CHALLENGE: Show each line from the listing that includes the word "median".
-- START ENTRIES SHOWN --
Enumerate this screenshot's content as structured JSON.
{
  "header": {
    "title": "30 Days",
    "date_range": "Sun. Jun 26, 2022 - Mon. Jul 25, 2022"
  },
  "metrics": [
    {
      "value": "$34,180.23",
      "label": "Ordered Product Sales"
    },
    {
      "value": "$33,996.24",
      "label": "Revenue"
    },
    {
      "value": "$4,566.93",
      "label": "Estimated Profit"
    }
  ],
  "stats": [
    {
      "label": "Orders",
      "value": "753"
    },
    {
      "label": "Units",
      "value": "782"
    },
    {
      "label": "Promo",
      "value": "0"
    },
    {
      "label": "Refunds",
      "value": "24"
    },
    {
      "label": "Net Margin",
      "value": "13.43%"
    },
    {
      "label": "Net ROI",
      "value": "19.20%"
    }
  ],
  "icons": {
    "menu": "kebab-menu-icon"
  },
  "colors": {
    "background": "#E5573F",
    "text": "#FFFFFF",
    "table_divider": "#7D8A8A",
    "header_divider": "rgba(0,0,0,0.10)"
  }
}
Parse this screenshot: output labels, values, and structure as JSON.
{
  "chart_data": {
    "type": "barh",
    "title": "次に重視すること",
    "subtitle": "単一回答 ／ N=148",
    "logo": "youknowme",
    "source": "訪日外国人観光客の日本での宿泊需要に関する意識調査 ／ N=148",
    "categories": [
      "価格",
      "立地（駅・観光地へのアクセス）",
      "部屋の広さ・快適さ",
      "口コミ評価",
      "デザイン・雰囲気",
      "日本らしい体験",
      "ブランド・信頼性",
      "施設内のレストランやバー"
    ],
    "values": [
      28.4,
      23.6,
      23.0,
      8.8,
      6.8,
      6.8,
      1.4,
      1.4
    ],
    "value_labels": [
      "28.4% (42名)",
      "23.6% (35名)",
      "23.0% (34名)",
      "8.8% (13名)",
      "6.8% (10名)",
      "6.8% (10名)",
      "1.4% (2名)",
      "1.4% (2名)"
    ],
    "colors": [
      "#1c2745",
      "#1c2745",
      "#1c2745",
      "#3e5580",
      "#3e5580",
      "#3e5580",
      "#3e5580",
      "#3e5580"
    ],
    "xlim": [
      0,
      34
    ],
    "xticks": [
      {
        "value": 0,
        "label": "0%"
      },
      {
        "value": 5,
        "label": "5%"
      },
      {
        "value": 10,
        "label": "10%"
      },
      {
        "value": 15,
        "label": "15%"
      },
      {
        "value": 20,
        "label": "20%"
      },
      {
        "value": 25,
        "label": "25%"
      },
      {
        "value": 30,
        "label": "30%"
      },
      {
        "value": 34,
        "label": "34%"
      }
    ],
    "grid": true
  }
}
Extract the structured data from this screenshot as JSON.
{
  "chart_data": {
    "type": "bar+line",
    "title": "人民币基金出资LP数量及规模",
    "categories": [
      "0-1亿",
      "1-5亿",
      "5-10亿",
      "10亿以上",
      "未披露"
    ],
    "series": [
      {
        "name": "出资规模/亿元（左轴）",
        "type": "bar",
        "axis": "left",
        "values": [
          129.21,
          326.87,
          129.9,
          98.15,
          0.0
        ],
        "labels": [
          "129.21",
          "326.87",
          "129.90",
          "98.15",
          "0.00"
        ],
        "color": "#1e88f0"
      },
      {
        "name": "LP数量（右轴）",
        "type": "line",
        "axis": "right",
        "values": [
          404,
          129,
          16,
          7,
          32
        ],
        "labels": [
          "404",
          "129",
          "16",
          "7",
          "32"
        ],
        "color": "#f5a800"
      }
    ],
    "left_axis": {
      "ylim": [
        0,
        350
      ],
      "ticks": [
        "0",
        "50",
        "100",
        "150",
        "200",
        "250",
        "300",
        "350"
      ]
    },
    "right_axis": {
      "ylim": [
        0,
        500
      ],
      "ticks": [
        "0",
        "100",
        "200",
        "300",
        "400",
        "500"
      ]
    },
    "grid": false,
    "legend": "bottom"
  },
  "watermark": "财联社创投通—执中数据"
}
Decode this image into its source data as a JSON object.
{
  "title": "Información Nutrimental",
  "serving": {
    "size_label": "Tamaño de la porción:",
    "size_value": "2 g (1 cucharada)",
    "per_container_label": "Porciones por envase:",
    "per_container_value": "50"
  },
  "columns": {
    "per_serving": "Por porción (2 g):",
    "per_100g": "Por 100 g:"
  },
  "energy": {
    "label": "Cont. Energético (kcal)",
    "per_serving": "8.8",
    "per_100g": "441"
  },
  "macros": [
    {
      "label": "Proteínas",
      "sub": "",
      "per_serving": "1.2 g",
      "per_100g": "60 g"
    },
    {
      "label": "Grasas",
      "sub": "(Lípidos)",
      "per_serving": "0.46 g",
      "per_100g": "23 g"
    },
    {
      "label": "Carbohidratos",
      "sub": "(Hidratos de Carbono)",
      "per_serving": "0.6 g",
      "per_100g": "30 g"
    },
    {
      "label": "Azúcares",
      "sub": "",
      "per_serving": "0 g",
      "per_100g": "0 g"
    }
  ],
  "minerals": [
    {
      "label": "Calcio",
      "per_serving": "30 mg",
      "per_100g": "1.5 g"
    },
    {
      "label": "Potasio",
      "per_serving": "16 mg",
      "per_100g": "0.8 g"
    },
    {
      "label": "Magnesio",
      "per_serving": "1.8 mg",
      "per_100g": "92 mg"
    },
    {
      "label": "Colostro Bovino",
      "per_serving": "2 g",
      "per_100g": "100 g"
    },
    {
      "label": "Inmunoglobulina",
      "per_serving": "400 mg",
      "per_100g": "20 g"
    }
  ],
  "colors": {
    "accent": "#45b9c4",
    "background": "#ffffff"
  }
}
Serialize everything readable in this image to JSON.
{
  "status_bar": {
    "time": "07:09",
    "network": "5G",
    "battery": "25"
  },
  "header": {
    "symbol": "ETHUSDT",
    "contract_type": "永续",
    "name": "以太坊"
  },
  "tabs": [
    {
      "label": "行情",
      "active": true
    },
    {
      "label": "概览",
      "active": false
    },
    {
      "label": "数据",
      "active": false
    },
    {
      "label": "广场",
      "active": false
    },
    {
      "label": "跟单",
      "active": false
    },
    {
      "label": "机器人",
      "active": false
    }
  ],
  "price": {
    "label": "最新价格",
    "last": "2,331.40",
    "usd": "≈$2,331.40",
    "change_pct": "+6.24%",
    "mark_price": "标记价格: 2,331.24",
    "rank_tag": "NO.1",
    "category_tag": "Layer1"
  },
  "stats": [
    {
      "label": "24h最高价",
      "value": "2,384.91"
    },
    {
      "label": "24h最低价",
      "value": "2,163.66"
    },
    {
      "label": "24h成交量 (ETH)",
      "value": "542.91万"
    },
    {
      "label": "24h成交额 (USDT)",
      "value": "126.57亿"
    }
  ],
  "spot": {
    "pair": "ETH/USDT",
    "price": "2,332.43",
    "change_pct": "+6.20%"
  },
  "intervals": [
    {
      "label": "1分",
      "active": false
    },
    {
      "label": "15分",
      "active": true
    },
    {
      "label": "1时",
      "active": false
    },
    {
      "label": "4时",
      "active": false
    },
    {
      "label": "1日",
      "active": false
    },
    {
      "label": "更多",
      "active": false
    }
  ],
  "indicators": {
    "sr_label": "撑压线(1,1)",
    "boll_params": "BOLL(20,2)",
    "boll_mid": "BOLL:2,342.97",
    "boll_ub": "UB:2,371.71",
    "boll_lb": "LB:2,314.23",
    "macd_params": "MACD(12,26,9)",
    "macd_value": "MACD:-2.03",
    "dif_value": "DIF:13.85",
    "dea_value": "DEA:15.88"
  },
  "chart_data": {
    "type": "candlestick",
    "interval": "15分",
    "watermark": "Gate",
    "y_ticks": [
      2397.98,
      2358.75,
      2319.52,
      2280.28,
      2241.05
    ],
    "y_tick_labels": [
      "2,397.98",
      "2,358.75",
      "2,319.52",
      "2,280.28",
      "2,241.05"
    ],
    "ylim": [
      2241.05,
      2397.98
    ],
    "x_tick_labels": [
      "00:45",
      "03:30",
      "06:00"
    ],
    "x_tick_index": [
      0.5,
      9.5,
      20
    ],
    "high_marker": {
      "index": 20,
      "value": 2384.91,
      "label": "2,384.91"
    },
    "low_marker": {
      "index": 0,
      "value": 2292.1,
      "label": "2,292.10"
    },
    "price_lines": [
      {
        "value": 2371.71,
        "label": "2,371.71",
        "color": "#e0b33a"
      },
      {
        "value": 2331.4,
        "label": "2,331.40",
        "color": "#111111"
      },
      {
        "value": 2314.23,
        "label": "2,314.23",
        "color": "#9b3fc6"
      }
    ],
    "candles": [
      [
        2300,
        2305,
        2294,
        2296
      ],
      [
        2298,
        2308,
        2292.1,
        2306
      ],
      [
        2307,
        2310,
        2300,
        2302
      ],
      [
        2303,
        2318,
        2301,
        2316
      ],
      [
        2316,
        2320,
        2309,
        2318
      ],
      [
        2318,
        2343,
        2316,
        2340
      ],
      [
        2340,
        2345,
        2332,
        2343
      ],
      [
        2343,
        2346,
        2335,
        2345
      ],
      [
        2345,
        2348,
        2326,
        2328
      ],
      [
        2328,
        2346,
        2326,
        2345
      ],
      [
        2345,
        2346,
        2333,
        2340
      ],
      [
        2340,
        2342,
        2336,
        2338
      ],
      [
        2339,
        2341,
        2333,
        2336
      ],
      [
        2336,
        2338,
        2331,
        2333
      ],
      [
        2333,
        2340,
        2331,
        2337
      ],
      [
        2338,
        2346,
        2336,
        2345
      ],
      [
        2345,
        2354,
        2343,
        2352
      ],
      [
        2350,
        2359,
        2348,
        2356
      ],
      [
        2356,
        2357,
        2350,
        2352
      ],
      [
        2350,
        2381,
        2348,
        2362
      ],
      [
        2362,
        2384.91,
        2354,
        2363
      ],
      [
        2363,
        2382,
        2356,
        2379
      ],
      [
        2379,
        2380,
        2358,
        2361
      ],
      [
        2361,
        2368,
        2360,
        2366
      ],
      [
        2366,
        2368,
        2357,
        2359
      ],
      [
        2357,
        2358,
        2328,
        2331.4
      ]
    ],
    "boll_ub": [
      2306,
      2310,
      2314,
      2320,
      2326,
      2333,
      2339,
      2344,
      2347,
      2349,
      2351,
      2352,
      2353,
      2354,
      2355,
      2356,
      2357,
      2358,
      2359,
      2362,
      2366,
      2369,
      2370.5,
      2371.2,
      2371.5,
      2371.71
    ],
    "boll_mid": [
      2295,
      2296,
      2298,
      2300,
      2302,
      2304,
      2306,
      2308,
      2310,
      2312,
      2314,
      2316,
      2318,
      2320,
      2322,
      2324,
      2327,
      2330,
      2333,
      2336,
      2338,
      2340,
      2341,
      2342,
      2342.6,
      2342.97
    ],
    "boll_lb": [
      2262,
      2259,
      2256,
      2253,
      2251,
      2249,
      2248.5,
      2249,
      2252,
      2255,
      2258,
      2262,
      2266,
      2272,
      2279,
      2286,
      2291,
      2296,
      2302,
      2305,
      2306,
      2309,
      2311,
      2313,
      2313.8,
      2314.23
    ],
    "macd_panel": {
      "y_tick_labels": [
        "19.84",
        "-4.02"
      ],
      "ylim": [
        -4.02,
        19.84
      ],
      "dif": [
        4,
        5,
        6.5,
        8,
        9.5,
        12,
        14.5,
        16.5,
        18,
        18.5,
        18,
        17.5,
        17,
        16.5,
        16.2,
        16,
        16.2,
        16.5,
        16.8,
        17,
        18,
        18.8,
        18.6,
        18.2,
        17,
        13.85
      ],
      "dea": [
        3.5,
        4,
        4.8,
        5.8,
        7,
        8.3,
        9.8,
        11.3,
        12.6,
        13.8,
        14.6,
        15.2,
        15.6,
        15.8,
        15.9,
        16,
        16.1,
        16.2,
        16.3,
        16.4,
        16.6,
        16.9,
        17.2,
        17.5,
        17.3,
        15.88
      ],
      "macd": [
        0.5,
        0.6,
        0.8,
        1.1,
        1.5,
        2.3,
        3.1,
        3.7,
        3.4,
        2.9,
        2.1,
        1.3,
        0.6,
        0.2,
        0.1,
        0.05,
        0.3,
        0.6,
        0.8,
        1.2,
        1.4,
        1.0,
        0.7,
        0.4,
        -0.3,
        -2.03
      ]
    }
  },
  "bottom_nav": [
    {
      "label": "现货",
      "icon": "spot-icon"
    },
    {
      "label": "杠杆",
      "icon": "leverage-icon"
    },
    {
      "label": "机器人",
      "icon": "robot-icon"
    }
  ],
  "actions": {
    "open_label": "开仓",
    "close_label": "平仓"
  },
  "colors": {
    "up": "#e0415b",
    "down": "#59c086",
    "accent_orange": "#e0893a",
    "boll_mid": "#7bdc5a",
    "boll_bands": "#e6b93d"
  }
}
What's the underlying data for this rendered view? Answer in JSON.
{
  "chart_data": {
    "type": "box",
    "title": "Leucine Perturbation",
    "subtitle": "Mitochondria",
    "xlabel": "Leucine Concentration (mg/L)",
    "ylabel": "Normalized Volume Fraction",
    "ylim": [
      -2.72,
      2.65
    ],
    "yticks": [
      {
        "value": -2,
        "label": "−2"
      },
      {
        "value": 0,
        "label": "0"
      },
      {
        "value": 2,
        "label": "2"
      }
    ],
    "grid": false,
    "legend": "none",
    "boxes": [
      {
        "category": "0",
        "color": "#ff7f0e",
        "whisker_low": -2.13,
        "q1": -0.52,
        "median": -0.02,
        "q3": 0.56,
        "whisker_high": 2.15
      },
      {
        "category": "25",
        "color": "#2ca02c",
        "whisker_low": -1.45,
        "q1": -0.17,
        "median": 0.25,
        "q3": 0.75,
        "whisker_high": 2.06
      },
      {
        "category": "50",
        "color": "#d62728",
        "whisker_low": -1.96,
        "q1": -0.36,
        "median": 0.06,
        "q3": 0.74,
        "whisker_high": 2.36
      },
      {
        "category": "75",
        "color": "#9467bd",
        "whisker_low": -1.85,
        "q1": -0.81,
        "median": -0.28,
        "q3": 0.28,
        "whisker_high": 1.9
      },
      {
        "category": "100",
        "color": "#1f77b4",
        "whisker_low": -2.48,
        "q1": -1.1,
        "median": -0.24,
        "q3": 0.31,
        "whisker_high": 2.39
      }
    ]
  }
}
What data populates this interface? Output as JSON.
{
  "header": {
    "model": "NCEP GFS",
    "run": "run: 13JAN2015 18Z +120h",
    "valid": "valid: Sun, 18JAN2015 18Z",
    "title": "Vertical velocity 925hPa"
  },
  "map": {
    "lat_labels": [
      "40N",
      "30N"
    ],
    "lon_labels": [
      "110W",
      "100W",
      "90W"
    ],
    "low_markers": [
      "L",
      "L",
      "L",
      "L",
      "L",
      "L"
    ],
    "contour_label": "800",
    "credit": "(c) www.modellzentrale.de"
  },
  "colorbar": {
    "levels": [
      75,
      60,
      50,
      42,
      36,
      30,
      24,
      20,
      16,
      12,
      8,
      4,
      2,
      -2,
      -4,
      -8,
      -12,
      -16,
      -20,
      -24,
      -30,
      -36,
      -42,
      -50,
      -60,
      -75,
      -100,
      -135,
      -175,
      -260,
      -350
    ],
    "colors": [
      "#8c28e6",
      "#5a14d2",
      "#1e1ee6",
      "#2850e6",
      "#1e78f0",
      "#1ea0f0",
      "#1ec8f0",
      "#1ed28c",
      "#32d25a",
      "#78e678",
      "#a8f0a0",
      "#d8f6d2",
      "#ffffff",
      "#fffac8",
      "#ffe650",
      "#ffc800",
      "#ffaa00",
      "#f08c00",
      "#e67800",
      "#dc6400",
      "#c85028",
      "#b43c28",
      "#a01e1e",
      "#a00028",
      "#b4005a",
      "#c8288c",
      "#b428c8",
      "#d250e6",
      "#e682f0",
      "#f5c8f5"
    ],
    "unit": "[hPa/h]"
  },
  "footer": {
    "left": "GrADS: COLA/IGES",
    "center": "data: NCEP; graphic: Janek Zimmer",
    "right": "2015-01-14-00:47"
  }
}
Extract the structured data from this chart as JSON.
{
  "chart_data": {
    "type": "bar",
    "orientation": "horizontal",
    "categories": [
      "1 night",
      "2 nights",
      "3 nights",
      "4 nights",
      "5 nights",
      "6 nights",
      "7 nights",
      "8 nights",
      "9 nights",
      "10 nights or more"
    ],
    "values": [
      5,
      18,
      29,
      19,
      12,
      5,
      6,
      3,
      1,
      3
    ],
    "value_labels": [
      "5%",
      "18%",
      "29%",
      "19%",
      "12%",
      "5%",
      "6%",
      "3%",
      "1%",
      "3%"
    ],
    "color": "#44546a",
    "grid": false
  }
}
-- END ENTRIES SHOWN --
FULL ANSWER:
        "median": -0.02,
        "median": 0.25,
        "median": 0.06,
        "median": -0.28,
        "median": -0.24,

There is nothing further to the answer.